**WHAT TO DO**
Will you write out all the entries below exactly?

**Stored data**

################

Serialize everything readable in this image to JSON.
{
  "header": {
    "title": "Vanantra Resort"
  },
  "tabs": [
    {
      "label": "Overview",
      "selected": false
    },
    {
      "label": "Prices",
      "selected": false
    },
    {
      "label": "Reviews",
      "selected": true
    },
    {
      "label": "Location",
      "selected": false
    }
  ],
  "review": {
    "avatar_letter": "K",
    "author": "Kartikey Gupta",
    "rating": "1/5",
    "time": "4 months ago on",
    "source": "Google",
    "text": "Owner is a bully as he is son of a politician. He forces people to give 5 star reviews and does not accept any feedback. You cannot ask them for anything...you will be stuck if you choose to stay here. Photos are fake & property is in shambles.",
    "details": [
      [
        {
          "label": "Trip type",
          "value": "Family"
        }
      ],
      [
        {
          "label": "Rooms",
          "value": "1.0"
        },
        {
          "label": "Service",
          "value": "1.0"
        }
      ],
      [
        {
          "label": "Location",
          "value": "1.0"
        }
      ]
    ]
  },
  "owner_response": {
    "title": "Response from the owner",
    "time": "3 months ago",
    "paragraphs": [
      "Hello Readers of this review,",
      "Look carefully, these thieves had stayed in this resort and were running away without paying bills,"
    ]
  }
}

################

**TASK OUTPUT**
Serialize everything readable in this image to JSON.
{
  "header": {
    "title": "Vanantra Resort"
  },
  "tabs": [
    {
      "label": "Overview",
      "selected": false
    },
    {
      "label": "Prices",
      "selected": false
    },
    {
      "label": "Reviews",
      "selected": true
    },
    {
      "label": "Location",
      "selected": false
    }
  ],
  "review": {
    "avatar_letter": "K",
    "author": "Kartikey Gupta",
    "rating": "1/5",
    "time": "4 months ago on",
    "source": "Google",
    "text": "Owner is a bully as he is son of a politician. He forces people to give 5 star reviews and does not accept any feedback. You cannot ask them for anything...you will be stuck if you choose to stay here. Photos are fake & property is in shambles.",
    "details": [
      [
        {
          "label": "Trip type",
          "value": "Family"
        }
      ],
      [
        {
          "label": "Rooms",
          "value": "1.0"
        },
        {
          "label": "Service",
          "value": "1.0"
        }
      ],
      [
        {
          "label": "Location",
          "value": "1.0"
        }
      ]
    ]
  },
  "owner_response": {
    "title": "Response from the owner",
    "time": "3 months ago",
    "paragraphs": [
      "Hello Readers of this review,",
      "Look carefully, these thieves had stayed in this resort and were running away without paying bills,"
    ]
  }
}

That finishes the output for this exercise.